==== RECORDS SHOWN ====
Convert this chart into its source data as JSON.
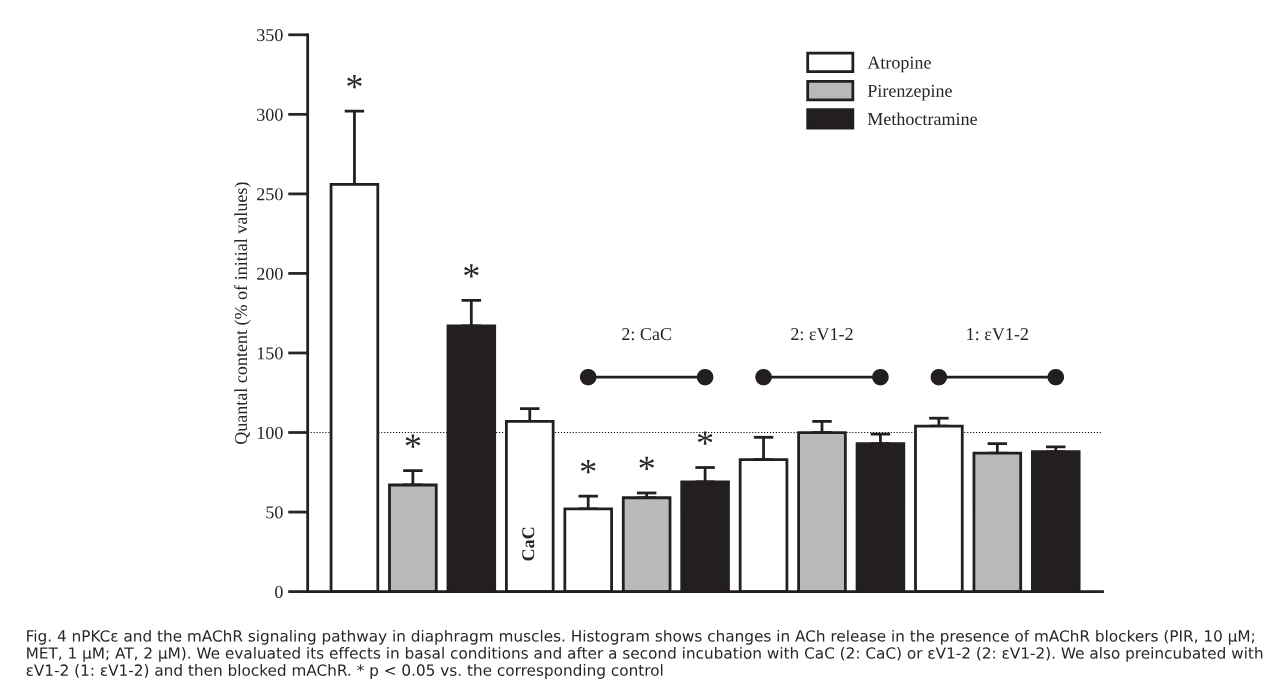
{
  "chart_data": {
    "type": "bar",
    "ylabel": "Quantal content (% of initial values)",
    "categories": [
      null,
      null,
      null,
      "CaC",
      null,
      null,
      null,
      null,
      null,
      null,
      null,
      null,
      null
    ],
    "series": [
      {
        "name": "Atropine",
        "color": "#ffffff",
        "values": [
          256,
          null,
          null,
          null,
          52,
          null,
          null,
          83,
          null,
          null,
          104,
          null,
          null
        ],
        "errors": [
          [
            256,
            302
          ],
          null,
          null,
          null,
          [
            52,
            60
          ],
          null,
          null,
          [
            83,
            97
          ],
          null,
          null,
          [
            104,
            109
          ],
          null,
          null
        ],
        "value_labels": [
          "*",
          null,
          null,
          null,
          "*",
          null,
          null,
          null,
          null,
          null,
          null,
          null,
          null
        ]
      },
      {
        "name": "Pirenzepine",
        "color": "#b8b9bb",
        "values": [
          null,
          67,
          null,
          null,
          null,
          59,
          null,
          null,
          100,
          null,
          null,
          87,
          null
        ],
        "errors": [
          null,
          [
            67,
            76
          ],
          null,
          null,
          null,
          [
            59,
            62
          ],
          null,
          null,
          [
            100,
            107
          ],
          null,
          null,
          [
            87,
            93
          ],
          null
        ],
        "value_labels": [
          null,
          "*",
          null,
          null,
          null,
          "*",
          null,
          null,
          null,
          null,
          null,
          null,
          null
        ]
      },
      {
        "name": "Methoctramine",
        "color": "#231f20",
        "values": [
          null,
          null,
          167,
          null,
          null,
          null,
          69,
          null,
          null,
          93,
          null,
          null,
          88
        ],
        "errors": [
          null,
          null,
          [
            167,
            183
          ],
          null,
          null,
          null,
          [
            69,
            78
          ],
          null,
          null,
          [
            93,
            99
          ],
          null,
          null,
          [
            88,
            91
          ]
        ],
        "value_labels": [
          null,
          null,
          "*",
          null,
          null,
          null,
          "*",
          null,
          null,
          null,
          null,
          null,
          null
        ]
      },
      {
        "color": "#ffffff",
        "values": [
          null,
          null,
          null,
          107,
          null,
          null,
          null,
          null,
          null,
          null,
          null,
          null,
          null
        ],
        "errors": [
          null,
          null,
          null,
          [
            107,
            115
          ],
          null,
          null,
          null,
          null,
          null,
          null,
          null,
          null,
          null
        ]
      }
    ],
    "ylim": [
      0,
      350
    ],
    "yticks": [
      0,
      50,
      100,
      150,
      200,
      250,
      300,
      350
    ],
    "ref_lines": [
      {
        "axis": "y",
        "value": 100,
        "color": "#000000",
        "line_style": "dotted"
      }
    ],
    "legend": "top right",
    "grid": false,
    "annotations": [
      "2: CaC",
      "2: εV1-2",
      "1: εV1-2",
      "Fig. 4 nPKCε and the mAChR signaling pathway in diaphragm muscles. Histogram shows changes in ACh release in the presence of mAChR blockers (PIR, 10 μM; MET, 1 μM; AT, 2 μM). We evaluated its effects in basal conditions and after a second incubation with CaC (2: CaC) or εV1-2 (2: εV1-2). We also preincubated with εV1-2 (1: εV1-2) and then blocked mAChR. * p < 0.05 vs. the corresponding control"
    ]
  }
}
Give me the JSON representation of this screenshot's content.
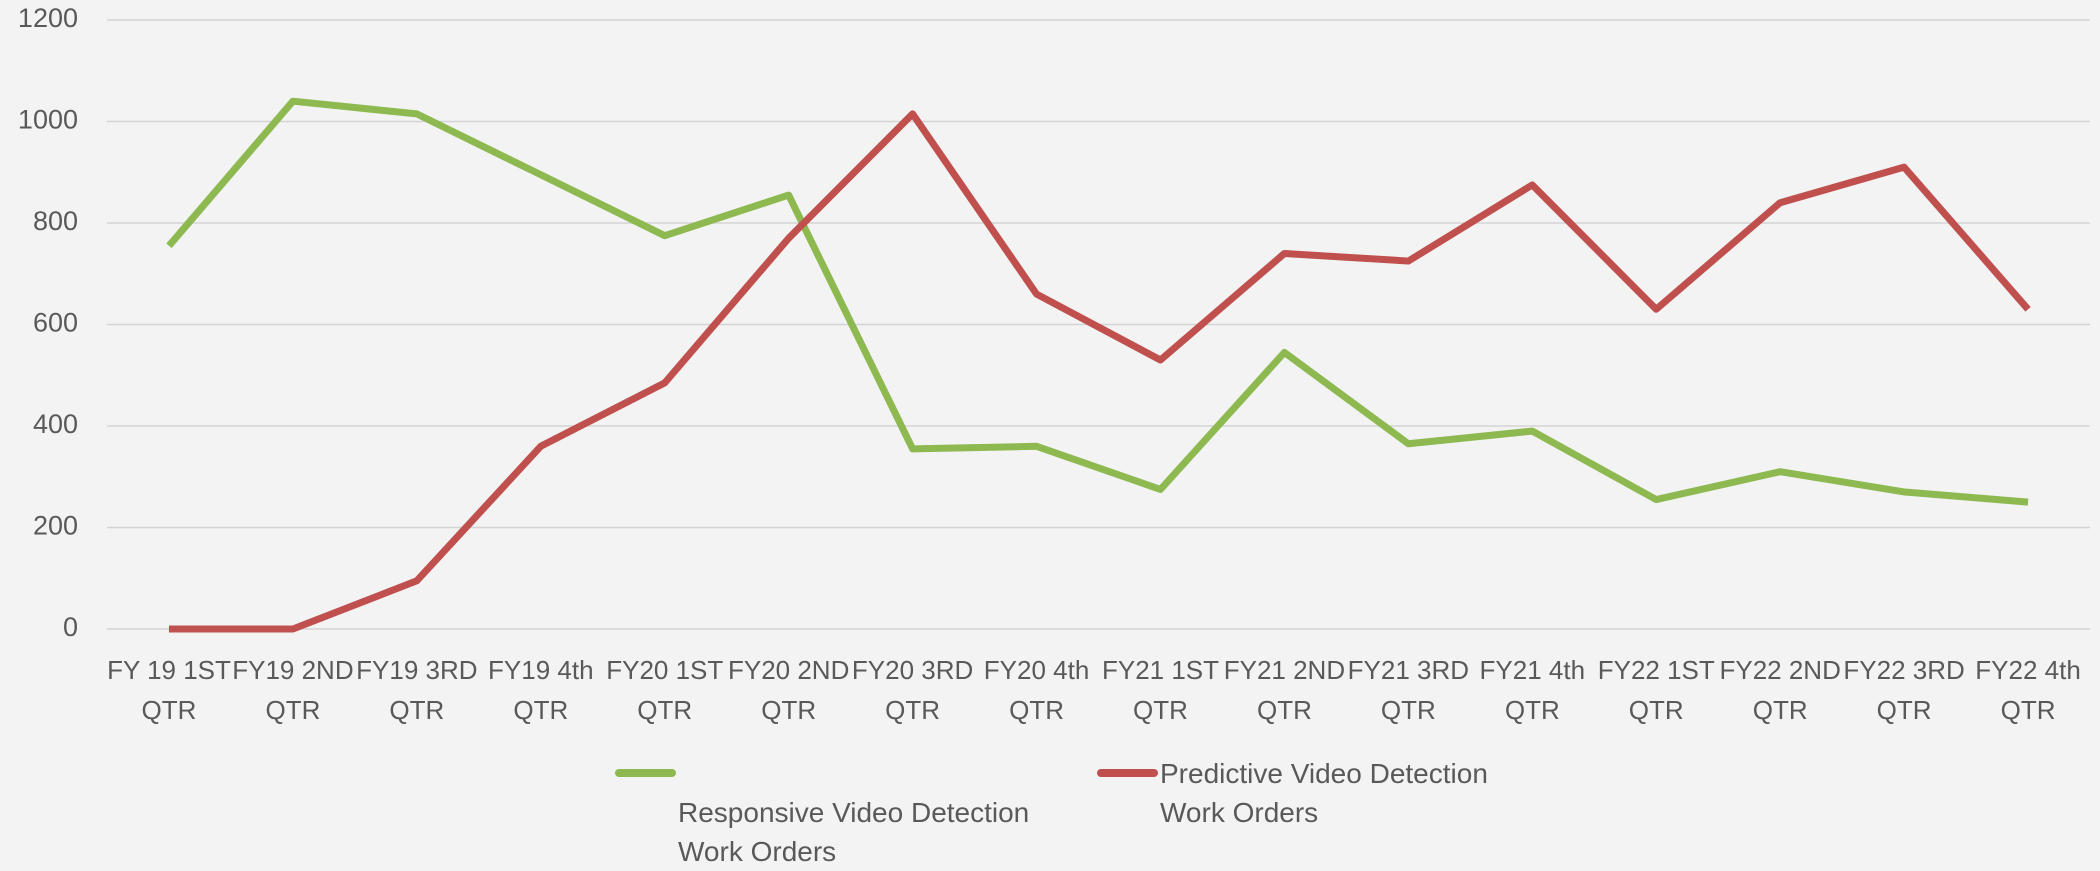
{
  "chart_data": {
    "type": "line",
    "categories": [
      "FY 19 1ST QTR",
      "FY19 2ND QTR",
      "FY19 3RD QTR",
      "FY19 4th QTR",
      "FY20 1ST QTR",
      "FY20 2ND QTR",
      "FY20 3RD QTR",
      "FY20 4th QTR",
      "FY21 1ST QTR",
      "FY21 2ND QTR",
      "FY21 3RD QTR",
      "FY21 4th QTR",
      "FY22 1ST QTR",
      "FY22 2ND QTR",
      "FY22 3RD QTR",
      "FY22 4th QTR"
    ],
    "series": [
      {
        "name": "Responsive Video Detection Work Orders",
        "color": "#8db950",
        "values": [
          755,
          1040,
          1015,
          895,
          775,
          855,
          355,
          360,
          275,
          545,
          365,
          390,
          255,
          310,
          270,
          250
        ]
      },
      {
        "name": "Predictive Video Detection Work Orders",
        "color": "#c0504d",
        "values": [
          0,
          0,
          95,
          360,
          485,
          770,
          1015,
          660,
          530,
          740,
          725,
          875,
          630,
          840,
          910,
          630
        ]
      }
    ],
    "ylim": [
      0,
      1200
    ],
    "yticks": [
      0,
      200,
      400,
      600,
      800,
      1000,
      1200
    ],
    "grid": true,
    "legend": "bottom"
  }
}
====
==== RECORDS SHOWN ====
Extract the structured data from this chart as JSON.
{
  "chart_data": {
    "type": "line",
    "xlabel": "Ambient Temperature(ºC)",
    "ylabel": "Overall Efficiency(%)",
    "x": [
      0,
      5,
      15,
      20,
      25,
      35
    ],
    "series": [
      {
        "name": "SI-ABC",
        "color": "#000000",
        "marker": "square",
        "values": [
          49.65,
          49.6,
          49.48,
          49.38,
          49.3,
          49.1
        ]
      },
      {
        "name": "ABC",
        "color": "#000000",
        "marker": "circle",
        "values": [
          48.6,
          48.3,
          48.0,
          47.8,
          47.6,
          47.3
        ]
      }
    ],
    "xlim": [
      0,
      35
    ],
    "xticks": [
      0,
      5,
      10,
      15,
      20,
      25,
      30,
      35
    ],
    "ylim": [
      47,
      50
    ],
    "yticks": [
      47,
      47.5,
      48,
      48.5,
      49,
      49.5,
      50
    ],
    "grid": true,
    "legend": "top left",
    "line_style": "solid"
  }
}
====
:: PROBLEM DETAILS ::
Find and copy every line in the entries above where the string "content" occurs.

:: SOLUTION FOR THIS EXERCISE ::
    "ylabel": "Quantal content (% of initial values)",
Give me the JSON representation of this screenshot's content.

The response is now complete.